Print every entry word for word, but omit the pictures.

MATERIAL FOR THE TASK start

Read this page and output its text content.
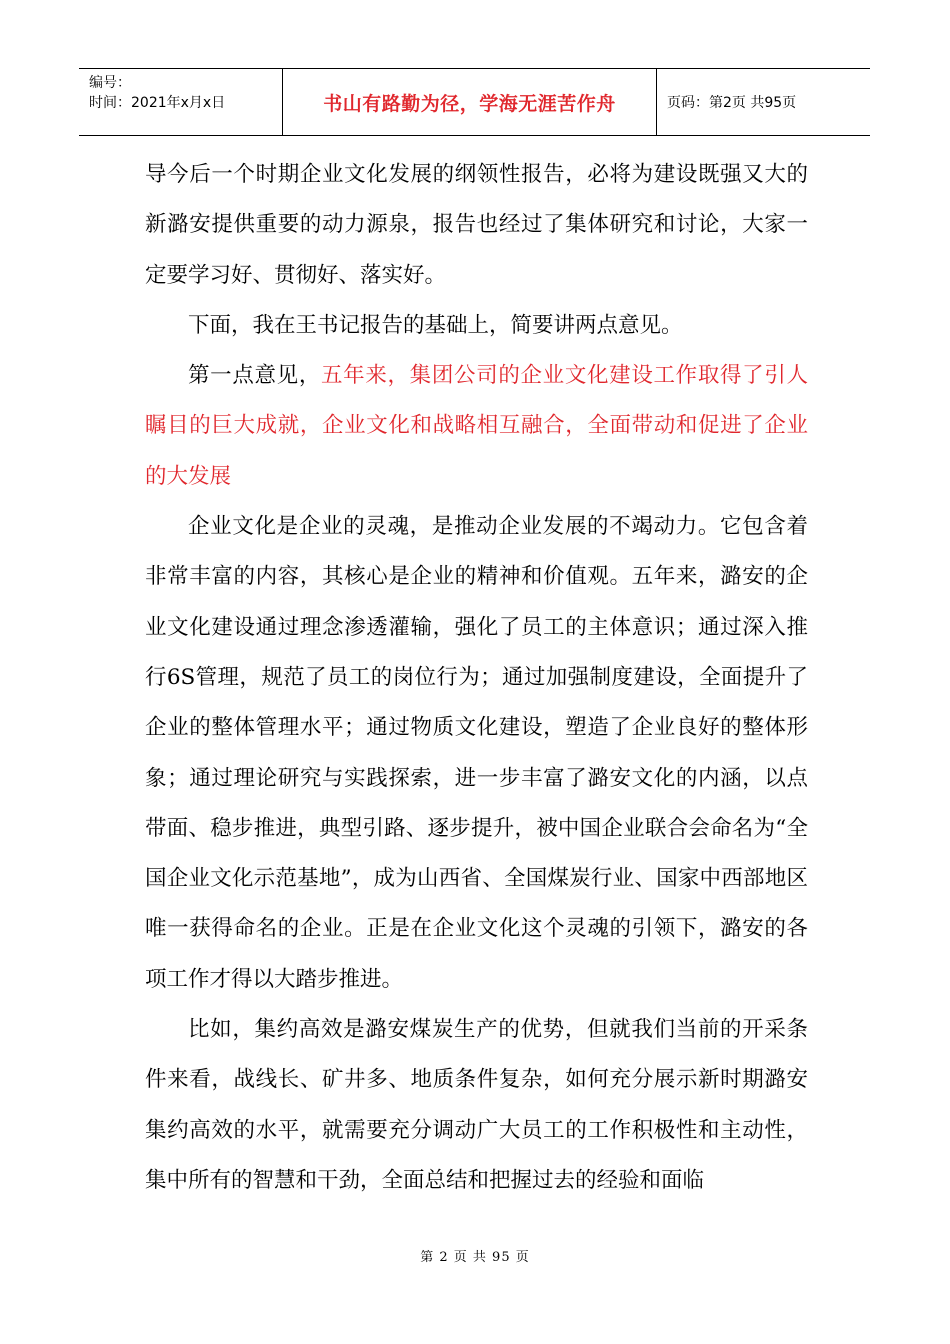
编号：
时间：2021年x月x日	书山有路勤为径，学海无涯苦作舟	页码：第2页 共95页

导今后一个时期企业文化发展的纲领性报告，必将为建设既强又大的新潞安提供重要的动力源泉，报告也经过了集体研究和讨论，大家一定要学习好、贯彻好、落实好。

下面，我在王书记报告的基础上，简要讲两点意见。

第一点意见，五年来，集团公司的企业文化建设工作取得了引人瞩目的巨大成就，企业文化和战略相互融合，全面带动和促进了企业的大发展

企业文化是企业的灵魂，是推动企业发展的不竭动力。它包含着非常丰富的内容，其核心是企业的精神和价值观。五年来，潞安的企业文化建设通过理念渗透灌输，强化了员工的主体意识；通过深入推行6S管理，规范了员工的岗位行为；通过加强制度建设，全面提升了企业的整体管理水平；通过物质文化建设，塑造了企业良好的整体形象；通过理论研究与实践探索，进一步丰富了潞安文化的内涵，以点带面、稳步推进，典型引路、逐步提升，被中国企业联合会命名为“全国企业文化示范基地”，成为山西省、全国煤炭行业、国家中西部地区唯一获得命名的企业。正是在企业文化这个灵魂的引领下，潞安的各项工作才得以大踏步推进。

比如，集约高效是潞安煤炭生产的优势，但就我们当前的开采条件来看，战线长、矿井多、地质条件复杂，如何充分展示新时期潞安集约高效的水平，就需要充分调动广大员工的工作积极性和主动性，集中所有的智慧和干劲，全面总结和把握过去的经验和面临

第 2 页 共 95 页
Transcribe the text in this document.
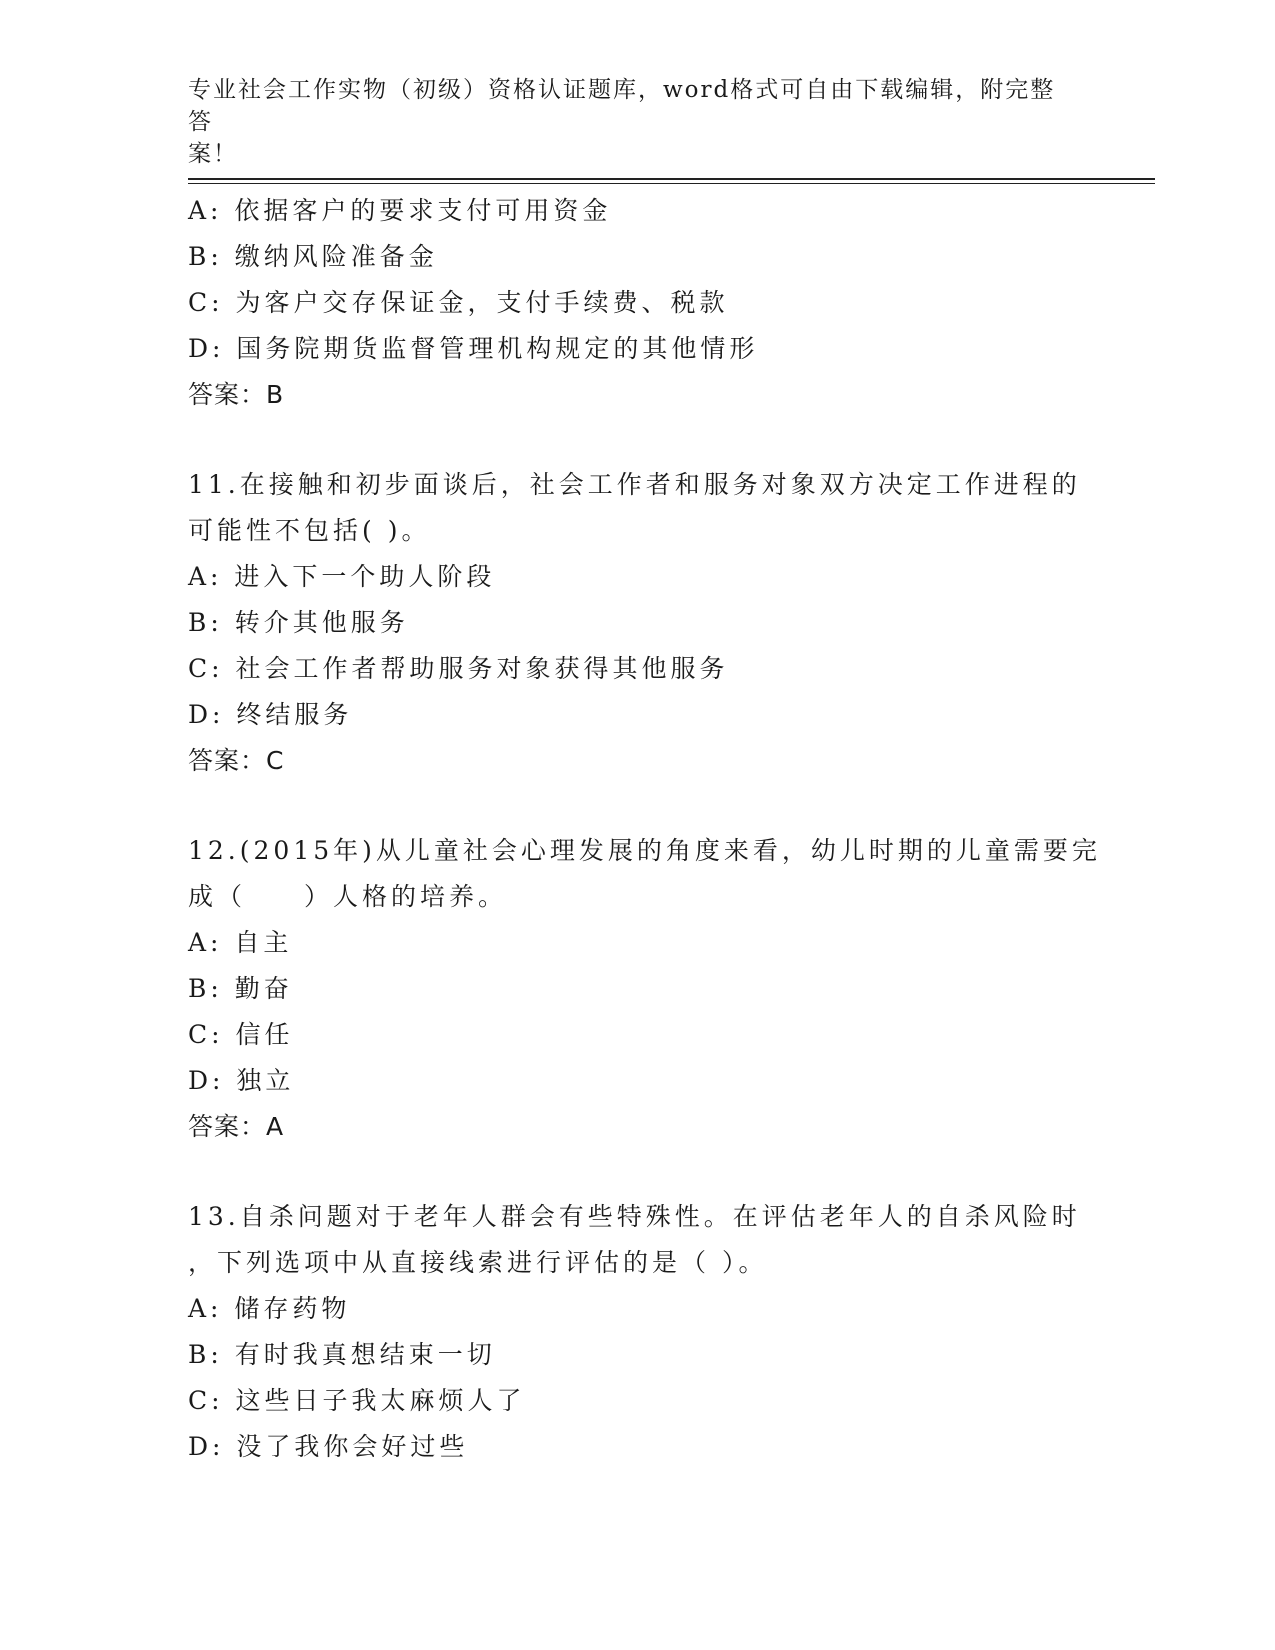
专业社会工作实物（初级）资格认证题库，word格式可自由下载编辑，附完整答
案！
A: 依据客户的要求支付可用资金
B: 缴纳风险准备金
C: 为客户交存保证金，支付手续费、税款
D: 国务院期货监督管理机构规定的其他情形
答案：B
11.在接触和初步面谈后，社会工作者和服务对象双方决定工作进程的
可能性不包括( )。
A: 进入下一个助人阶段
B: 转介其他服务
C: 社会工作者帮助服务对象获得其他服务
D: 终结服务
答案：C
12.(2015年)从儿童社会心理发展的角度来看，幼儿时期的儿童需要完
成（　　）人格的培养。
A: 自主
B: 勤奋
C: 信任
D: 独立
答案：A
13.自杀问题对于老年人群会有些特殊性。在评估老年人的自杀风险时
，下列选项中从直接线索进行评估的是（ ）。
A: 储存药物
B: 有时我真想结束一切
C: 这些日子我太麻烦人了
D: 没了我你会好过些
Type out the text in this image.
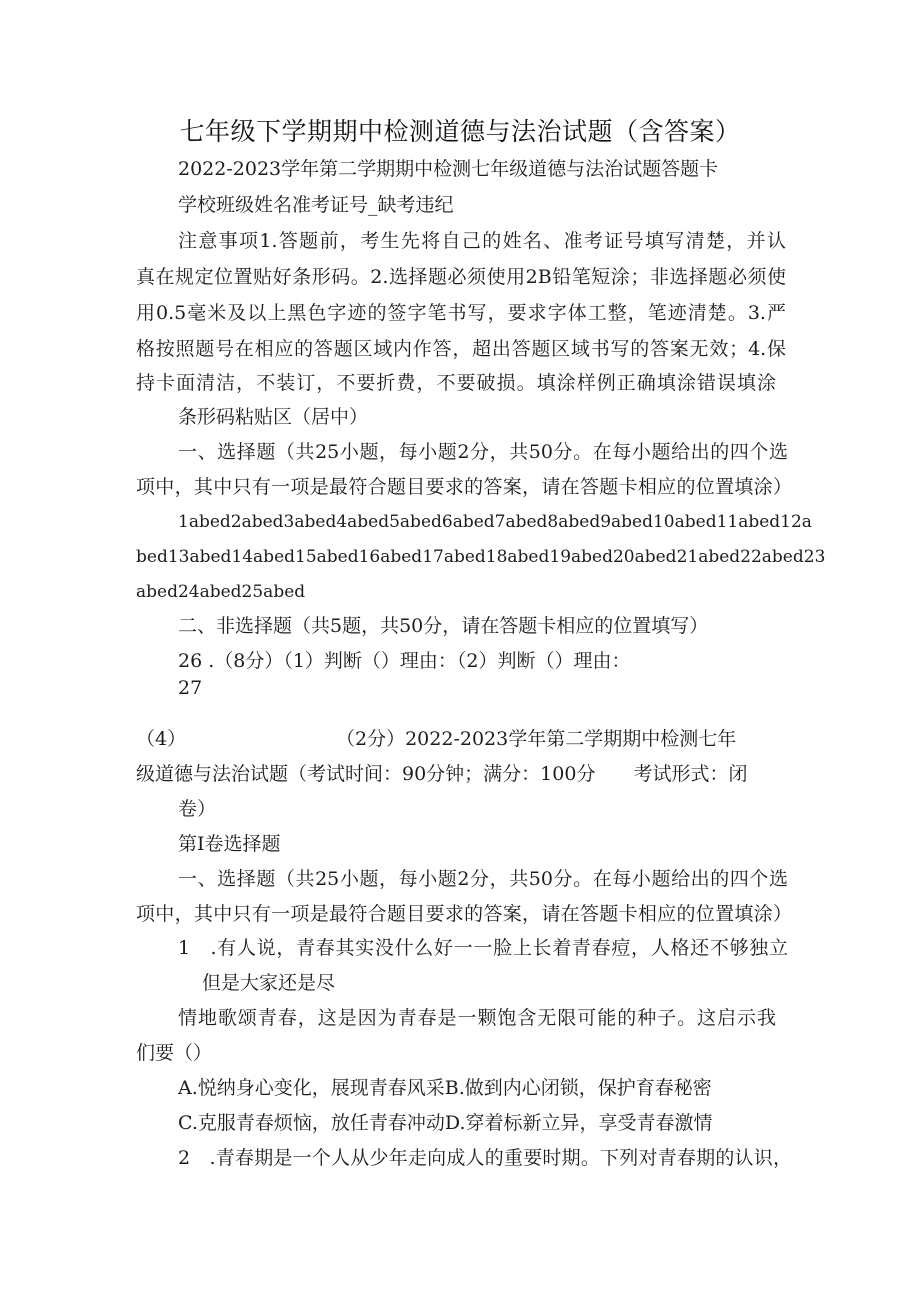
七年级下学期期中检测道德与法治试题（含答案）
2022-2023学年第二学期期中检测七年级道德与法治试题答题卡
学校班级姓名准考证号_缺考违纪
注意事项1.答题前，考生先将自己的姓名、准考证号填写清楚，并认
真在规定位置贴好条形码。2.选择题必须使用2B铅笔短涂；非选择题必须使
用0.5毫米及以上黑色字迹的签字笔书写，要求字体工整，笔迹清楚。3.严
格按照题号在相应的答题区域内作答，超出答题区域书写的答案无效；4.保
持卡面清洁，不装订，不要折费，不要破损。填涂样例正确填涂错误填涂
条形码粘贴区（居中）
一、选择题（共25小题，每小题2分，共50分。在每小题给出的四个选
项中，其中只有一项是最符合题目要求的答案，请在答题卡相应的位置填涂）
1abed2abed3abed4abed5abed6abed7abed8abed9abed10abed11abed12a
bed13abed14abed15abed16abed17abed18abed19abed20abed21abed22abed23
abed24abed25abed
二、非选择题（共5题，共50分，请在答题卡相应的位置填写）
26 .（8分）（1）判断（）理由：（2）判断（）理由：
27
（4）	（2分）2022-2023学年第二学期期中检测七年
级道德与法治试题（考试时间：90分钟；满分：100分　　考试形式：闭
卷）
第Ⅰ卷选择题
一、选择题（共25小题，每小题2分，共50分。在每小题给出的四个选
项中，其中只有一项是最符合题目要求的答案，请在答题卡相应的位置填涂）
1　.有人说，青春其实没什么好一一脸上长着青春痘，人格还不够独立
但是大家还是尽
情地歌颂青春，这是因为青春是一颗饱含无限可能的种子。这启示我
们要（）
A.悦纳身心变化，展现青春风采B.做到内心闭锁，保护育春秘密
C.克服青春烦恼，放任青春冲动D.穿着标新立异，享受青春激情
2　.青春期是一个人从少年走向成人的重要时期。下列对青春期的认识，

MATERIAL FOR THE TASK end

◆ **RESPONSE TO THE EXERCISE**
Read this page and output its text content.
编号：
时间：2021年x月x日	书山有路勤为径，学海无涯苦作舟	页码：第2页 共95页

导今后一个时期企业文化发展的纲领性报告，必将为建设既强又大的新潞安提供重要的动力源泉，报告也经过了集体研究和讨论，大家一定要学习好、贯彻好、落实好。

下面，我在王书记报告的基础上，简要讲两点意见。

第一点意见，五年来，集团公司的企业文化建设工作取得了引人瞩目的巨大成就，企业文化和战略相互融合，全面带动和促进了企业的大发展

企业文化是企业的灵魂，是推动企业发展的不竭动力。它包含着非常丰富的内容，其核心是企业的精神和价值观。五年来，潞安的企业文化建设通过理念渗透灌输，强化了员工的主体意识；通过深入推行6S管理，规范了员工的岗位行为；通过加强制度建设，全面提升了企业的整体管理水平；通过物质文化建设，塑造了企业良好的整体形象；通过理论研究与实践探索，进一步丰富了潞安文化的内涵，以点带面、稳步推进，典型引路、逐步提升，被中国企业联合会命名为“全国企业文化示范基地”，成为山西省、全国煤炭行业、国家中西部地区唯一获得命名的企业。正是在企业文化这个灵魂的引领下，潞安的各项工作才得以大踏步推进。

比如，集约高效是潞安煤炭生产的优势，但就我们当前的开采条件来看，战线长、矿井多、地质条件复杂，如何充分展示新时期潞安集约高效的水平，就需要充分调动广大员工的工作积极性和主动性，集中所有的智慧和干劲，全面总结和把握过去的经验和面临

第 2 页 共 95 页
Transcribe the text in this document.
专业社会工作实物（初级）资格认证题库，word格式可自由下载编辑，附完整答
案！
A: 依据客户的要求支付可用资金
B: 缴纳风险准备金
C: 为客户交存保证金，支付手续费、税款
D: 国务院期货监督管理机构规定的其他情形
答案：B
11.在接触和初步面谈后，社会工作者和服务对象双方决定工作进程的
可能性不包括( )。
A: 进入下一个助人阶段
B: 转介其他服务
C: 社会工作者帮助服务对象获得其他服务
D: 终结服务
答案：C
12.(2015年)从儿童社会心理发展的角度来看，幼儿时期的儿童需要完
成（　　）人格的培养。
A: 自主
B: 勤奋
C: 信任
D: 独立
答案：A
13.自杀问题对于老年人群会有些特殊性。在评估老年人的自杀风险时
，下列选项中从直接线索进行评估的是（ ）。
A: 储存药物
B: 有时我真想结束一切
C: 这些日子我太麻烦人了
D: 没了我你会好过些
Type out the text in this image.
七年级下学期期中检测道德与法治试题（含答案）
2022-2023学年第二学期期中检测七年级道德与法治试题答题卡
学校班级姓名准考证号_缺考违纪
注意事项1.答题前，考生先将自己的姓名、准考证号填写清楚，并认
真在规定位置贴好条形码。2.选择题必须使用2B铅笔短涂；非选择题必须使
用0.5毫米及以上黑色字迹的签字笔书写，要求字体工整，笔迹清楚。3.严
格按照题号在相应的答题区域内作答，超出答题区域书写的答案无效；4.保
持卡面清洁，不装订，不要折费，不要破损。填涂样例正确填涂错误填涂
条形码粘贴区（居中）
一、选择题（共25小题，每小题2分，共50分。在每小题给出的四个选
项中，其中只有一项是最符合题目要求的答案，请在答题卡相应的位置填涂）
1abed2abed3abed4abed5abed6abed7abed8abed9abed10abed11abed12a
bed13abed14abed15abed16abed17abed18abed19abed20abed21abed22abed23
abed24abed25abed
二、非选择题（共5题，共50分，请在答题卡相应的位置填写）
26 .（8分）（1）判断（）理由：（2）判断（）理由：
27
（4）	（2分）2022-2023学年第二学期期中检测七年
级道德与法治试题（考试时间：90分钟；满分：100分　　考试形式：闭
卷）
第Ⅰ卷选择题
一、选择题（共25小题，每小题2分，共50分。在每小题给出的四个选
项中，其中只有一项是最符合题目要求的答案，请在答题卡相应的位置填涂）
1　.有人说，青春其实没什么好一一脸上长着青春痘，人格还不够独立
但是大家还是尽
情地歌颂青春，这是因为青春是一颗饱含无限可能的种子。这启示我
们要（）
A.悦纳身心变化，展现青春风采B.做到内心闭锁，保护育春秘密
C.克服青春烦恼，放任青春冲动D.穿着标新立异，享受青春激情
2　.青春期是一个人从少年走向成人的重要时期。下列对青春期的认识，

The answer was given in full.